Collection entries

►

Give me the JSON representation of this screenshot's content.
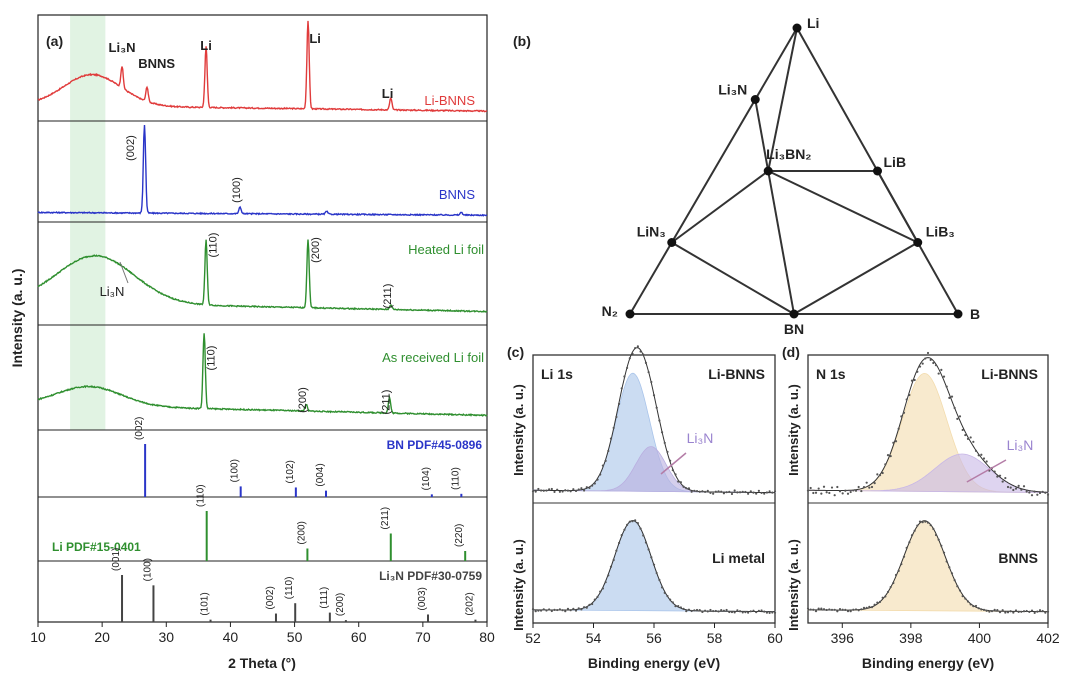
{
  "chart_data": [
    {
      "panel": "(a)",
      "type": "line",
      "xlabel": "2 Theta (°)",
      "ylabel": "Intensity (a. u.)",
      "xlim": [
        10,
        80
      ],
      "xticks": [
        10,
        20,
        30,
        40,
        50,
        60,
        70,
        80
      ],
      "highlight_band": [
        15,
        20.5
      ],
      "series": [
        {
          "name": "Li-BNNS",
          "color": "#e03b3b",
          "base": 0.12,
          "hump": {
            "center": 18.5,
            "height": 0.32,
            "width": 4.5
          },
          "peaks": [
            {
              "x": 23.1,
              "h": 0.22
            },
            {
              "x": 27.0,
              "h": 0.15
            },
            {
              "x": 36.2,
              "h": 0.62
            },
            {
              "x": 52.1,
              "h": 0.9
            },
            {
              "x": 65.0,
              "h": 0.12
            }
          ],
          "labels": [
            {
              "text": "Li₃N",
              "x": 23.1
            },
            {
              "text": "BNNS",
              "x": 28.5
            },
            {
              "text": "Li",
              "x": 36.2
            },
            {
              "text": "Li",
              "x": 53.2
            },
            {
              "text": "Li",
              "x": 64.5
            }
          ]
        },
        {
          "name": "BNNS",
          "color": "#2a35c8",
          "base": 0.06,
          "hump": null,
          "peaks": [
            {
              "x": 26.6,
              "h": 0.95
            },
            {
              "x": 41.5,
              "h": 0.07
            },
            {
              "x": 55.0,
              "h": 0.03
            },
            {
              "x": 76.0,
              "h": 0.03
            }
          ],
          "labels": [
            {
              "text": "(002)",
              "x": 25.0
            },
            {
              "text": "(100)",
              "x": 41.5
            }
          ]
        },
        {
          "name": "Heated Li foil",
          "color": "#2f8f2f",
          "base": 0.2,
          "hump": {
            "center": 19.0,
            "height": 0.5,
            "width": 6
          },
          "peaks": [
            {
              "x": 36.2,
              "h": 0.68
            },
            {
              "x": 52.1,
              "h": 0.72
            },
            {
              "x": 65.0,
              "h": 0.05
            }
          ],
          "labels": [
            {
              "text": "(110)",
              "x": 37.8
            },
            {
              "text": "(200)",
              "x": 53.8
            },
            {
              "text": "(211)",
              "x": 65.0
            },
            {
              "text": "Li₃N",
              "x": 22.0
            }
          ]
        },
        {
          "name": "As received Li foil",
          "color": "#2f8f2f",
          "base": 0.22,
          "hump": {
            "center": 18.0,
            "height": 0.2,
            "width": 5
          },
          "peaks": [
            {
              "x": 35.9,
              "h": 0.78
            },
            {
              "x": 51.8,
              "h": 0.07
            },
            {
              "x": 64.8,
              "h": 0.16
            }
          ],
          "labels": [
            {
              "text": "(110)",
              "x": 37.5
            },
            {
              "text": "(200)",
              "x": 51.8
            },
            {
              "text": "(211)",
              "x": 64.8
            }
          ]
        }
      ],
      "reference_patterns": [
        {
          "name": "BN PDF#45-0896",
          "color": "#2a35c8",
          "lines": [
            {
              "x": 26.7,
              "h": 1.0,
              "label": "(002)"
            },
            {
              "x": 41.6,
              "h": 0.2,
              "label": "(100)"
            },
            {
              "x": 50.2,
              "h": 0.18,
              "label": "(102)"
            },
            {
              "x": 54.9,
              "h": 0.12,
              "label": "(004)"
            },
            {
              "x": 71.4,
              "h": 0.05,
              "label": "(104)"
            },
            {
              "x": 76.0,
              "h": 0.06,
              "label": "(110)"
            }
          ]
        },
        {
          "name": "Li PDF#15-0401",
          "color": "#2f8f2f",
          "lines": [
            {
              "x": 36.3,
              "h": 1.0,
              "label": "(110)"
            },
            {
              "x": 52.0,
              "h": 0.25,
              "label": "(200)"
            },
            {
              "x": 65.0,
              "h": 0.55,
              "label": "(211)"
            },
            {
              "x": 76.6,
              "h": 0.2,
              "label": "(220)"
            }
          ]
        },
        {
          "name": "Li₃N PDF#30-0759",
          "color": "#444444",
          "lines": [
            {
              "x": 23.1,
              "h": 1.0,
              "label": "(001)"
            },
            {
              "x": 28.0,
              "h": 0.78,
              "label": "(100)"
            },
            {
              "x": 36.9,
              "h": 0.05,
              "label": "(101)"
            },
            {
              "x": 47.1,
              "h": 0.18,
              "label": "(002)"
            },
            {
              "x": 50.1,
              "h": 0.4,
              "label": "(110)"
            },
            {
              "x": 55.5,
              "h": 0.2,
              "label": "(111)"
            },
            {
              "x": 58.0,
              "h": 0.04,
              "label": "(200)"
            },
            {
              "x": 70.8,
              "h": 0.16,
              "label": "(003)"
            },
            {
              "x": 78.2,
              "h": 0.05,
              "label": "(202)"
            }
          ]
        }
      ]
    },
    {
      "panel": "(b)",
      "type": "ternary_phase_diagram",
      "vertices": [
        "Li",
        "N₂",
        "B"
      ],
      "points": [
        {
          "name": "Li",
          "a": 1.0,
          "b": 0.0
        },
        {
          "name": "N₂",
          "a": 0.0,
          "b": 0.0
        },
        {
          "name": "B",
          "a": 0.0,
          "b": 1.0
        },
        {
          "name": "Li₃N",
          "a": 0.75,
          "b": 0.0
        },
        {
          "name": "Li₃BN₂",
          "a": 0.5,
          "b": 0.1667
        },
        {
          "name": "LiB",
          "a": 0.5,
          "b": 0.5
        },
        {
          "name": "LiN₃",
          "a": 0.25,
          "b": 0.0
        },
        {
          "name": "LiB₃",
          "a": 0.25,
          "b": 0.75
        },
        {
          "name": "BN",
          "a": 0.0,
          "b": 0.5
        }
      ],
      "tie_lines": [
        [
          "Li",
          "N₂"
        ],
        [
          "N₂",
          "B"
        ],
        [
          "B",
          "Li"
        ],
        [
          "Li",
          "Li₃BN₂"
        ],
        [
          "Li₃N",
          "Li₃BN₂"
        ],
        [
          "Li₃BN₂",
          "LiB"
        ],
        [
          "Li₃BN₂",
          "LiN₃"
        ],
        [
          "Li₃BN₂",
          "BN"
        ],
        [
          "Li₃BN₂",
          "LiB₃"
        ],
        [
          "LiN₃",
          "BN"
        ],
        [
          "LiB₃",
          "BN"
        ],
        [
          "LiB",
          "LiB₃"
        ]
      ]
    },
    {
      "panel": "(c)",
      "type": "line",
      "title": "Li 1s",
      "xlabel": "Binding energy (eV)",
      "ylabel": "Intensity (a. u.)",
      "xlim": [
        52,
        60
      ],
      "xticks": [
        52,
        54,
        56,
        58,
        60
      ],
      "spectra": [
        {
          "name": "Li-BNNS",
          "peaks": [
            {
              "center": 55.3,
              "sigma": 0.55,
              "amp": 1.0,
              "color": "#a9c4ea"
            },
            {
              "center": 55.9,
              "sigma": 0.5,
              "amp": 0.38,
              "color": "#b9afe0"
            }
          ],
          "annotation": "Li₃N"
        },
        {
          "name": "Li metal",
          "peaks": [
            {
              "center": 55.3,
              "sigma": 0.6,
              "amp": 1.0,
              "color": "#a9c4ea"
            }
          ]
        }
      ]
    },
    {
      "panel": "(d)",
      "type": "line",
      "title": "N 1s",
      "xlabel": "Binding energy (eV)",
      "ylabel": "Intensity (a. u.)",
      "xlim": [
        395,
        402
      ],
      "xticks": [
        396,
        398,
        400,
        402
      ],
      "spectra": [
        {
          "name": "Li-BNNS",
          "peaks": [
            {
              "center": 398.4,
              "sigma": 0.65,
              "amp": 1.0,
              "color": "#f3dcae"
            },
            {
              "center": 399.5,
              "sigma": 0.8,
              "amp": 0.32,
              "color": "#c8b7e6"
            }
          ],
          "annotation": "Li₃N"
        },
        {
          "name": "BNNS",
          "peaks": [
            {
              "center": 398.4,
              "sigma": 0.6,
              "amp": 1.0,
              "color": "#f3dcae"
            }
          ]
        }
      ]
    }
  ]
}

◄

▶ [AIM] Every line containing the string "foil" must be listed.

▶ [EXERCISE SOLUTION]
          "name": "Heated Li foil",
          "name": "As received Li foil",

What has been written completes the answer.